| WHAT THIS TASK INVOLVES |
Where a line of the listing below includes the word "xlabel", reproduce that line.

| INPUT RECORDS |
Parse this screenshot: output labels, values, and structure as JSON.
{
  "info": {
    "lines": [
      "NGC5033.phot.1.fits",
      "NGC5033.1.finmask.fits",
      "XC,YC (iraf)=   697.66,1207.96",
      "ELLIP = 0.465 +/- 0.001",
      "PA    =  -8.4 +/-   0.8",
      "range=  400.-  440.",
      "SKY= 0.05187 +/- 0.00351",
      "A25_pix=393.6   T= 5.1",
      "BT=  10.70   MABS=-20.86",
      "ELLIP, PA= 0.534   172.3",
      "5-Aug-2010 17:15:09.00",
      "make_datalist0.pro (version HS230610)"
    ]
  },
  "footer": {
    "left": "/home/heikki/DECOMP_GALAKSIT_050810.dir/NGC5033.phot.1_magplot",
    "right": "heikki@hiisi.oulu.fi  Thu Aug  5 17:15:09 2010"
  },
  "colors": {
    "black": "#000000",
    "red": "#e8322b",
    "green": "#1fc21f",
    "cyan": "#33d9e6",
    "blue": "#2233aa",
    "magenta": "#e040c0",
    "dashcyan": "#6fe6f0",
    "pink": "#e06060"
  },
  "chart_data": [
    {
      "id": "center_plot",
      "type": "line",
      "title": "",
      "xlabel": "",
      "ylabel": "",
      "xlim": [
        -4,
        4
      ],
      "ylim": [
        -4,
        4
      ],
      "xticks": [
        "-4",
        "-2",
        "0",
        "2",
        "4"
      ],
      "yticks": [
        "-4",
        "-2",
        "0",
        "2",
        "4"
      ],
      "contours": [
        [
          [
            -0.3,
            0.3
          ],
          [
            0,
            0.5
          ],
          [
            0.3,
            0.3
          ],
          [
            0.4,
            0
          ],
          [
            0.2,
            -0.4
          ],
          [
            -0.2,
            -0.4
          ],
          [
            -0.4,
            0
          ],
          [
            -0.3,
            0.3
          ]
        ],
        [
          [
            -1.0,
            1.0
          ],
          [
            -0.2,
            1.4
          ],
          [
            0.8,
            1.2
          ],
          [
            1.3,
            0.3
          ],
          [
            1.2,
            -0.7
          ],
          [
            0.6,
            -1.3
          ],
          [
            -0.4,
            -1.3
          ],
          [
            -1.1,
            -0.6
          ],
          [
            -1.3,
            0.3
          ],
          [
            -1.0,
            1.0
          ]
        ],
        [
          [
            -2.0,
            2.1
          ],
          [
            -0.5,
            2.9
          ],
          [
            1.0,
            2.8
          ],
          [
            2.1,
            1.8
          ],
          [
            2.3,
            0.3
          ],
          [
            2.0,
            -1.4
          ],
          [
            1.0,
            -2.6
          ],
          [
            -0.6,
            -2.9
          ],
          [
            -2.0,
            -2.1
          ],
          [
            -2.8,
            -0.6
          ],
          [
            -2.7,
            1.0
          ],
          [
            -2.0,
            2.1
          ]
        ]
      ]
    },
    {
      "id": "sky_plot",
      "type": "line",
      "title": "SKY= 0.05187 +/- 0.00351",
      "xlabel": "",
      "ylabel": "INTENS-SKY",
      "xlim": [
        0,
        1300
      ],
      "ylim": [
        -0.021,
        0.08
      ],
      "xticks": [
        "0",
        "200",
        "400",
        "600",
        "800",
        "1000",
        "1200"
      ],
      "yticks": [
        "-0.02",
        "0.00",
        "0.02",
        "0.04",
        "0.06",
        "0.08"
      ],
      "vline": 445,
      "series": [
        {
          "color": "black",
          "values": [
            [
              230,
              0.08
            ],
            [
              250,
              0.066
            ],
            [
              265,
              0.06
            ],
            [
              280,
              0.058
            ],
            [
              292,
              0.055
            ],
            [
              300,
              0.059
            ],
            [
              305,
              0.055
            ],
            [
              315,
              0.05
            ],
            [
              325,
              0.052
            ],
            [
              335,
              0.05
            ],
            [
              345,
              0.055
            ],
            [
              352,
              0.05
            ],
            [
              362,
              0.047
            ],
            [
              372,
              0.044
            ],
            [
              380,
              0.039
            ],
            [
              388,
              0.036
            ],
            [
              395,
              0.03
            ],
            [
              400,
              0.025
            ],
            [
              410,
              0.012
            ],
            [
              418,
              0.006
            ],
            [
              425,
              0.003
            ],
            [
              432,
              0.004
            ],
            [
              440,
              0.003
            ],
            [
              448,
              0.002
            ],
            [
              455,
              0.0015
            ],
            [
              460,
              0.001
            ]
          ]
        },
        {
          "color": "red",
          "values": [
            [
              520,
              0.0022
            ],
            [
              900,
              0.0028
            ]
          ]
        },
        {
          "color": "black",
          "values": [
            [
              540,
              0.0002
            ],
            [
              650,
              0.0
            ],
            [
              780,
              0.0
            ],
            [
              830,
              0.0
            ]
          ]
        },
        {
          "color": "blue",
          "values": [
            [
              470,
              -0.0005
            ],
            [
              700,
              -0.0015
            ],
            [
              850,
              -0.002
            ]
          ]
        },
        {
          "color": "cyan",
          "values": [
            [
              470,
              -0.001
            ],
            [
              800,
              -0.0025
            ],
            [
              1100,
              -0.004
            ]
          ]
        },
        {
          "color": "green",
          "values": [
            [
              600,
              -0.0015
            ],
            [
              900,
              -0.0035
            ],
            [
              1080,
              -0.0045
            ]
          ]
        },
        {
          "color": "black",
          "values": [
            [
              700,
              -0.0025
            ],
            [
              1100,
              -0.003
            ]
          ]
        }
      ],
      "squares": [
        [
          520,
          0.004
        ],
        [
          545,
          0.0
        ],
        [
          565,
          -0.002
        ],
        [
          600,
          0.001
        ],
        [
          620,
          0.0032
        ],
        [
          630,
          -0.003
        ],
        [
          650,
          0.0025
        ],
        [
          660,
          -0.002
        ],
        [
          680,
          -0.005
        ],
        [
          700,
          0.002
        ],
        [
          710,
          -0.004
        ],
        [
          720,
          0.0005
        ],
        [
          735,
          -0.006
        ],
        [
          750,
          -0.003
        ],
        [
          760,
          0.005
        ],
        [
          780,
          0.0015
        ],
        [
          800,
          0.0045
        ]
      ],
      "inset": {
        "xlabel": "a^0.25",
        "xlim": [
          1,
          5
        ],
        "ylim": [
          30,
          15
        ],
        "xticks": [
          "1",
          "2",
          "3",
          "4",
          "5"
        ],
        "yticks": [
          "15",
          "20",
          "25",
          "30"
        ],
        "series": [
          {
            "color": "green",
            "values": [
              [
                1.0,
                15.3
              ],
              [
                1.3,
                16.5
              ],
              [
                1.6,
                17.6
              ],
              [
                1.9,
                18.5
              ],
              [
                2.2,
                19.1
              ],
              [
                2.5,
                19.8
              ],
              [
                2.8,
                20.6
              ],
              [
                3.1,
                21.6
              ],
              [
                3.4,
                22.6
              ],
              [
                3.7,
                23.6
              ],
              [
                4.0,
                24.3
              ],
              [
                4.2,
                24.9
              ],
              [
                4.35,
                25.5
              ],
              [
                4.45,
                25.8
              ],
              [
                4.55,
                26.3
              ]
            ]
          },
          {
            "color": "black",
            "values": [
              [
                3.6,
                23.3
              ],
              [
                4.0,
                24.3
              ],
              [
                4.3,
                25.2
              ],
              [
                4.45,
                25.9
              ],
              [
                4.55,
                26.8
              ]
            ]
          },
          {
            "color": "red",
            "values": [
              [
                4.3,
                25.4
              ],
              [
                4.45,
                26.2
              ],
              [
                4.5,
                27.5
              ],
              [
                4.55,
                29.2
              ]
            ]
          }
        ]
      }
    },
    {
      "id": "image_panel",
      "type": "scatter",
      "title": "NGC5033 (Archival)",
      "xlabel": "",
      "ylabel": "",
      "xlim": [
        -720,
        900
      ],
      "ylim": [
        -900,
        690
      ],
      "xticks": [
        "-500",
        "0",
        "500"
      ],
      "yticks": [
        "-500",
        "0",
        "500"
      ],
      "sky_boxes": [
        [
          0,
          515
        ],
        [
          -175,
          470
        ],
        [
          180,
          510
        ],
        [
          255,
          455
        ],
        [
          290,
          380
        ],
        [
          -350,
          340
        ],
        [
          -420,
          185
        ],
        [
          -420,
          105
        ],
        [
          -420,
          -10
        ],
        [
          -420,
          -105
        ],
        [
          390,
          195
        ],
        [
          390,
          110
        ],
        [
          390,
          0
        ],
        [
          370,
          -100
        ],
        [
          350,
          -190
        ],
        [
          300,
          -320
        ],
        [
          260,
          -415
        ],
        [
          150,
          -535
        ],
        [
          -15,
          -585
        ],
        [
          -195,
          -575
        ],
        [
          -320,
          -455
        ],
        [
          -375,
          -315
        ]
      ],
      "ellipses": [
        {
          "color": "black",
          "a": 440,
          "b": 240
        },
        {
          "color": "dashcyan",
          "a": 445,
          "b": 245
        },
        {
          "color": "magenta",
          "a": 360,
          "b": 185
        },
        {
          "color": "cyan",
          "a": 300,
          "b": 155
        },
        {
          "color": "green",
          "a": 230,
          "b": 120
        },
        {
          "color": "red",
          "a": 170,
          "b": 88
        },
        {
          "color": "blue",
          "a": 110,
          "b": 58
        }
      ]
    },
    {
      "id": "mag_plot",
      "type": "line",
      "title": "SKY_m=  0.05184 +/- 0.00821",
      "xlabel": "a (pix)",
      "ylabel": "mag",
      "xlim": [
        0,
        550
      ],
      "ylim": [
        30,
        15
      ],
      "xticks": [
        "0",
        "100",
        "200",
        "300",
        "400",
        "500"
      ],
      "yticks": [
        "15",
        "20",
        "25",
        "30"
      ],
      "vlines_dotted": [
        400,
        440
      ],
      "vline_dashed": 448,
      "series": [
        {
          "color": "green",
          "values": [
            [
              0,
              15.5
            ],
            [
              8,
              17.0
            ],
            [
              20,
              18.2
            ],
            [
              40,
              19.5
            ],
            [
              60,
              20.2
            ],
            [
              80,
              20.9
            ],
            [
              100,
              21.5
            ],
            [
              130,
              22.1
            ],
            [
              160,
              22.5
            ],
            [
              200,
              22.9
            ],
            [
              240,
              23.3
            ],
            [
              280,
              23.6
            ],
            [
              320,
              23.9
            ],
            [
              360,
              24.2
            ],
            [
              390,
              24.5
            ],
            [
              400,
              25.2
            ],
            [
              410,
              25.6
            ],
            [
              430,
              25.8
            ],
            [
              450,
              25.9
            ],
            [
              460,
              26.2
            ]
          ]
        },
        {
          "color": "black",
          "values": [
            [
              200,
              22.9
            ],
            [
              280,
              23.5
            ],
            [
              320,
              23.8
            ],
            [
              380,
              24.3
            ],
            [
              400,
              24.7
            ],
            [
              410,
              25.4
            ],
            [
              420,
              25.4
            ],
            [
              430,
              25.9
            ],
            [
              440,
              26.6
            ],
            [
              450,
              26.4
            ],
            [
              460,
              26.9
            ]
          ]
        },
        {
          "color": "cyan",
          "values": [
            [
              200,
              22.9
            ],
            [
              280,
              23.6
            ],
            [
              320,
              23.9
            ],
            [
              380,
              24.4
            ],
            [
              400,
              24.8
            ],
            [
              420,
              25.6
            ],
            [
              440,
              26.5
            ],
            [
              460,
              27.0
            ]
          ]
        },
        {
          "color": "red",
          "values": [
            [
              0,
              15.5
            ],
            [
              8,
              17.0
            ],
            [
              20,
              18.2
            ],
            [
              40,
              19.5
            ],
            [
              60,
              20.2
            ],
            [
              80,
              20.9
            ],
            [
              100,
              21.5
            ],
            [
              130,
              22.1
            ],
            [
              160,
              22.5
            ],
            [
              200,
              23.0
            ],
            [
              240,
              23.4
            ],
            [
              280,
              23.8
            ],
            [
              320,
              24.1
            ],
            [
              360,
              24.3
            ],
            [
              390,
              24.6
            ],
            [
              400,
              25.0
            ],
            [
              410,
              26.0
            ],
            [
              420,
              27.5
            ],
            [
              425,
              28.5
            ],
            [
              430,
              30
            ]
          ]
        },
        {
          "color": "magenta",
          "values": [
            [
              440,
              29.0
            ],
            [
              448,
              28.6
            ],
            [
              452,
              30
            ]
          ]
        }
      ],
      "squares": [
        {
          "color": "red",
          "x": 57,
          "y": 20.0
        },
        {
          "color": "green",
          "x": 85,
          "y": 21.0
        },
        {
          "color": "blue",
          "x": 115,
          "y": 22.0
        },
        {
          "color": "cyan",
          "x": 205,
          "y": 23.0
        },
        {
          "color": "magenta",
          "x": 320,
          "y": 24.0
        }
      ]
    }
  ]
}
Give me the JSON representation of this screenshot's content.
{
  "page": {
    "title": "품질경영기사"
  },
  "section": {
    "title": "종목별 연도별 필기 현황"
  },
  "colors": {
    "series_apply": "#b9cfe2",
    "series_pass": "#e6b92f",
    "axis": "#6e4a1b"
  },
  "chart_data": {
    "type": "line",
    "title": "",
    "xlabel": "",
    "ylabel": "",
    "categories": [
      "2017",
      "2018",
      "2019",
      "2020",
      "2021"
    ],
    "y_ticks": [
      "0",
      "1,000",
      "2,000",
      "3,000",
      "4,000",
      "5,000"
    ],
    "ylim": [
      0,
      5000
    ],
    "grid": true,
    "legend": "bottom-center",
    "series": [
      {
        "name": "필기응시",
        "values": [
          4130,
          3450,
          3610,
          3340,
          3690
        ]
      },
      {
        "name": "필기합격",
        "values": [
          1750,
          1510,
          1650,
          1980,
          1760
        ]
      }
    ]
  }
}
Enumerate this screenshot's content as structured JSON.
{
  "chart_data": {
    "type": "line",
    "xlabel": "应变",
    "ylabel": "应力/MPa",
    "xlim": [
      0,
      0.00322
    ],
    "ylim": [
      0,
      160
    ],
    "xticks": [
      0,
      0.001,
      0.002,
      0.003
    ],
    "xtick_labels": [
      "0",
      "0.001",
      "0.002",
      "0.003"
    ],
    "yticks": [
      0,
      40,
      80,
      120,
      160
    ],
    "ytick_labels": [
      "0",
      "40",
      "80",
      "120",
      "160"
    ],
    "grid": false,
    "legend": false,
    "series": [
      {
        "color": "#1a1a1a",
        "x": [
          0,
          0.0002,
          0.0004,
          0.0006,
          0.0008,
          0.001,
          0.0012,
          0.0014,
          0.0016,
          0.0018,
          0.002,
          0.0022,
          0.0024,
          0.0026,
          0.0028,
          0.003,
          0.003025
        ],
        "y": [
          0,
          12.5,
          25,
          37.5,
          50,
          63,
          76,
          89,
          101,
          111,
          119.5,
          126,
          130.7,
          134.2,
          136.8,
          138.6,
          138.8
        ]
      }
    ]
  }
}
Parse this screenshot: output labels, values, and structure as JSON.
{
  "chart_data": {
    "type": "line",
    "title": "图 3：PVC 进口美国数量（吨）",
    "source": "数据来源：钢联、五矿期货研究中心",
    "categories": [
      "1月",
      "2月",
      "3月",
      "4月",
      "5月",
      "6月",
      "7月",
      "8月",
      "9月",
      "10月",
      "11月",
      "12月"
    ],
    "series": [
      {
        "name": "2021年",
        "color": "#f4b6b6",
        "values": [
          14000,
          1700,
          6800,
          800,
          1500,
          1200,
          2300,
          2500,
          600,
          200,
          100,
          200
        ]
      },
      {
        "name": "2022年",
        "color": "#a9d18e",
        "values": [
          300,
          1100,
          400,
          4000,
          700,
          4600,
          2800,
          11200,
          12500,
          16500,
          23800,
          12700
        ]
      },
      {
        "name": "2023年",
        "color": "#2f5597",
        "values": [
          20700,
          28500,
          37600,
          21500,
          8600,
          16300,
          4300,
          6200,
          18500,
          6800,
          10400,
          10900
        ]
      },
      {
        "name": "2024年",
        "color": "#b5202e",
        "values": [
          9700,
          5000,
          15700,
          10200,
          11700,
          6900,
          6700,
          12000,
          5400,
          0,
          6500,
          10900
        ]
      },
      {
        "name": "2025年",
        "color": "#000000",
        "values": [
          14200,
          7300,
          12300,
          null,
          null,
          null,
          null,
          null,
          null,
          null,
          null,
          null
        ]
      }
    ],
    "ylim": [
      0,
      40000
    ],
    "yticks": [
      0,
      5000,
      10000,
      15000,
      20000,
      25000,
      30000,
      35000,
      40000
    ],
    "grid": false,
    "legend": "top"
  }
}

| EXERCISE RESPONSE |
      "xlabel": "",
      "xlabel": "",
        "xlabel": "a^0.25",
      "xlabel": "",
      "xlabel": "a (pix)",
    "xlabel": "",
    "xlabel": "应变",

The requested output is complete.